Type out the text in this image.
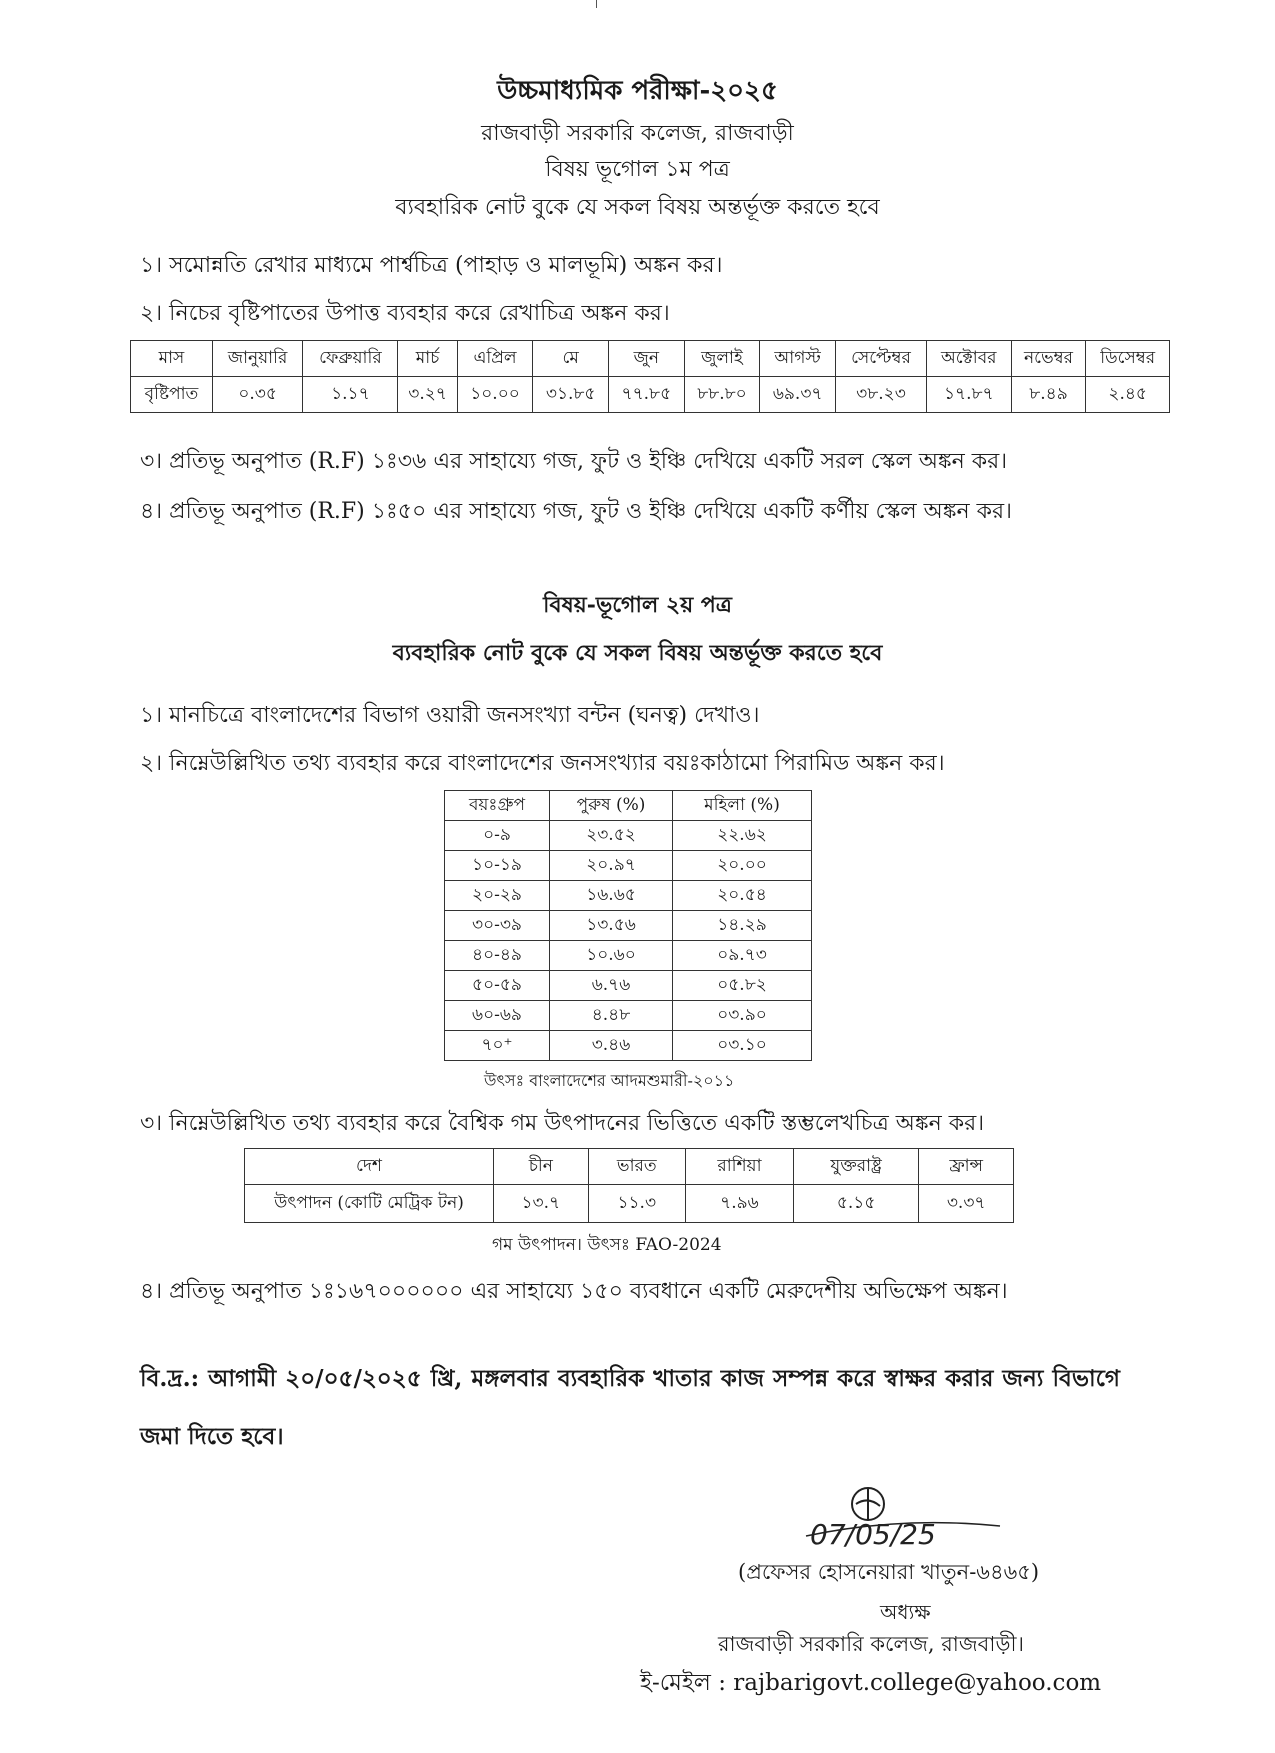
উচ্চমাধ্যমিক পরীক্ষা-২০২৫
রাজবাড়ী সরকারি কলেজ, রাজবাড়ী
বিষয় ভূগোল ১ম পত্র
ব্যবহারিক নোট বুকে যে সকল বিষয় অন্তর্ভূক্ত করতে হবে
১। সমোন্নতি রেখার মাধ্যমে পার্শ্বচিত্র (পাহাড় ও মালভূমি) অঙ্কন কর।
২। নিচের বৃষ্টিপাতের উপাত্ত ব্যবহার করে রেখাচিত্র অঙ্কন কর।
মাস	জানুয়ারি	ফেব্রুয়ারি	মার্চ	এপ্রিল	মে	জুন	জুলাই	আগস্ট	সেপ্টেম্বর	অক্টোবর	নভেম্বর	ডিসেম্বর
বৃষ্টিপাত	০.৩৫	১.১৭	৩.২৭	১০.০০	৩১.৮৫	৭৭.৮৫	৮৮.৮০	৬৯.৩৭	৩৮.২৩	১৭.৮৭	৮.৪৯	২.৪৫
৩। প্রতিভূ অনুপাত (R.F) ১ঃ৩৬ এর সাহায্যে গজ, ফুট ও ইঞ্চি দেখিয়ে একটি সরল স্কেল অঙ্কন কর।
৪। প্রতিভূ অনুপাত (R.F) ১ঃ৫০ এর সাহায্যে গজ, ফুট ও ইঞ্চি দেখিয়ে একটি কর্ণীয় স্কেল অঙ্কন কর।
বিষয়-ভূগোল ২য় পত্র
ব্যবহারিক নোট বুকে যে সকল বিষয় অন্তর্ভূক্ত করতে হবে
১। মানচিত্রে বাংলাদেশের বিভাগ ওয়ারী জনসংখ্যা বন্টন (ঘনত্ব) দেখাও।
২। নিম্নেউল্লিখিত তথ্য ব্যবহার করে বাংলাদেশের জনসংখ্যার বয়ঃকাঠামো পিরামিড অঙ্কন কর।
বয়ঃগ্রুপ	পুরুষ (%)	মহিলা (%)
০-৯	২৩.৫২	২২.৬২
১০-১৯	২০.৯৭	২০.০০
২০-২৯	১৬.৬৫	২০.৫৪
৩০-৩৯	১৩.৫৬	১৪.২৯
৪০-৪৯	১০.৬০	০৯.৭৩
৫০-৫৯	৬.৭৬	০৫.৮২
৬০-৬৯	৪.৪৮	০৩.৯০
৭০⁺	৩.৪৬	০৩.১০
উৎসঃ বাংলাদেশের আদমশুমারী-২০১১
৩। নিম্নেউল্লিখিত তথ্য ব্যবহার করে বৈশ্বিক গম উৎপাদনের ভিত্তিতে একটি স্তম্ভলেখচিত্র অঙ্কন কর।
দেশ	চীন	ভারত	রাশিয়া	যুক্তরাষ্ট্র	ফ্রান্স
উৎপাদন (কোটি মেট্রিক টন)	১৩.৭	১১.৩	৭.৯৬	৫.১৫	৩.৩৭
গম উৎপাদন। উৎসঃ FAO-2024
৪। প্রতিভূ অনুপাত ১ঃ১৬৭০০০০০০ এর সাহায্যে ১৫০ ব্যবধানে একটি মেরুদেশীয় অভিক্ষেপ অঙ্কন।
বি.দ্র.: আগামী ২০/০৫/২০২৫ খ্রি, মঙ্গলবার ব্যবহারিক খাতার কাজ সম্পন্ন করে স্বাক্ষর করার জন্য বিভাগে জমা দিতে হবে।
07/05/25
(প্রফেসর হোসনেয়ারা খাতুন-৬৪৬৫)
অধ্যক্ষ
রাজবাড়ী সরকারি কলেজ, রাজবাড়ী।
ই-মেইল : rajbarigovt.college@yahoo.com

Exercise instructions:
Output a faithful copy of the data, with each picture left out.

Complete response:
Type out the text in this image.
উচ্চমাধ্যমিক পরীক্ষা-২০২৫
রাজবাড়ী সরকারি কলেজ, রাজবাড়ী
বিষয় ভূগোল ১ম পত্র
ব্যবহারিক নোট বুকে যে সকল বিষয় অন্তর্ভূক্ত করতে হবে
১। সমোন্নতি রেখার মাধ্যমে পার্শ্বচিত্র (পাহাড় ও মালভূমি) অঙ্কন কর।
২। নিচের বৃষ্টিপাতের উপাত্ত ব্যবহার করে রেখাচিত্র অঙ্কন কর।
মাস	জানুয়ারি	ফেব্রুয়ারি	মার্চ	এপ্রিল	মে	জুন	জুলাই	আগস্ট	সেপ্টেম্বর	অক্টোবর	নভেম্বর	ডিসেম্বর
বৃষ্টিপাত	০.৩৫	১.১৭	৩.২৭	১০.০০	৩১.৮৫	৭৭.৮৫	৮৮.৮০	৬৯.৩৭	৩৮.২৩	১৭.৮৭	৮.৪৯	২.৪৫
৩। প্রতিভূ অনুপাত (R.F) ১ঃ৩৬ এর সাহায্যে গজ, ফুট ও ইঞ্চি দেখিয়ে একটি সরল স্কেল অঙ্কন কর।
৪। প্রতিভূ অনুপাত (R.F) ১ঃ৫০ এর সাহায্যে গজ, ফুট ও ইঞ্চি দেখিয়ে একটি কর্ণীয় স্কেল অঙ্কন কর।
বিষয়-ভূগোল ২য় পত্র
ব্যবহারিক নোট বুকে যে সকল বিষয় অন্তর্ভূক্ত করতে হবে
১। মানচিত্রে বাংলাদেশের বিভাগ ওয়ারী জনসংখ্যা বন্টন (ঘনত্ব) দেখাও।
২। নিম্নেউল্লিখিত তথ্য ব্যবহার করে বাংলাদেশের জনসংখ্যার বয়ঃকাঠামো পিরামিড অঙ্কন কর।
বয়ঃগ্রুপ	পুরুষ (%)	মহিলা (%)
০-৯	২৩.৫২	২২.৬২
১০-১৯	২০.৯৭	২০.০০
২০-২৯	১৬.৬৫	২০.৫৪
৩০-৩৯	১৩.৫৬	১৪.২৯
৪০-৪৯	১০.৬০	০৯.৭৩
৫০-৫৯	৬.৭৬	০৫.৮২
৬০-৬৯	৪.৪৮	০৩.৯০
৭০⁺	৩.৪৬	০৩.১০
উৎসঃ বাংলাদেশের আদমশুমারী-২০১১
৩। নিম্নেউল্লিখিত তথ্য ব্যবহার করে বৈশ্বিক গম উৎপাদনের ভিত্তিতে একটি স্তম্ভলেখচিত্র অঙ্কন কর।
দেশ	চীন	ভারত	রাশিয়া	যুক্তরাষ্ট্র	ফ্রান্স
উৎপাদন (কোটি মেট্রিক টন)	১৩.৭	১১.৩	৭.৯৬	৫.১৫	৩.৩৭
গম উৎপাদন। উৎসঃ FAO-2024
৪। প্রতিভূ অনুপাত ১ঃ১৬৭০০০০০০ এর সাহায্যে ১৫০ ব্যবধানে একটি মেরুদেশীয় অভিক্ষেপ অঙ্কন।
বি.দ্র.: আগামী ২০/০৫/২০২৫ খ্রি, মঙ্গলবার ব্যবহারিক খাতার কাজ সম্পন্ন করে স্বাক্ষর করার জন্য বিভাগে জমা দিতে হবে।
07/05/25
(প্রফেসর হোসনেয়ারা খাতুন-৬৪৬৫)
অধ্যক্ষ
রাজবাড়ী সরকারি কলেজ, রাজবাড়ী।
ই-মেইল : rajbarigovt.college@yahoo.com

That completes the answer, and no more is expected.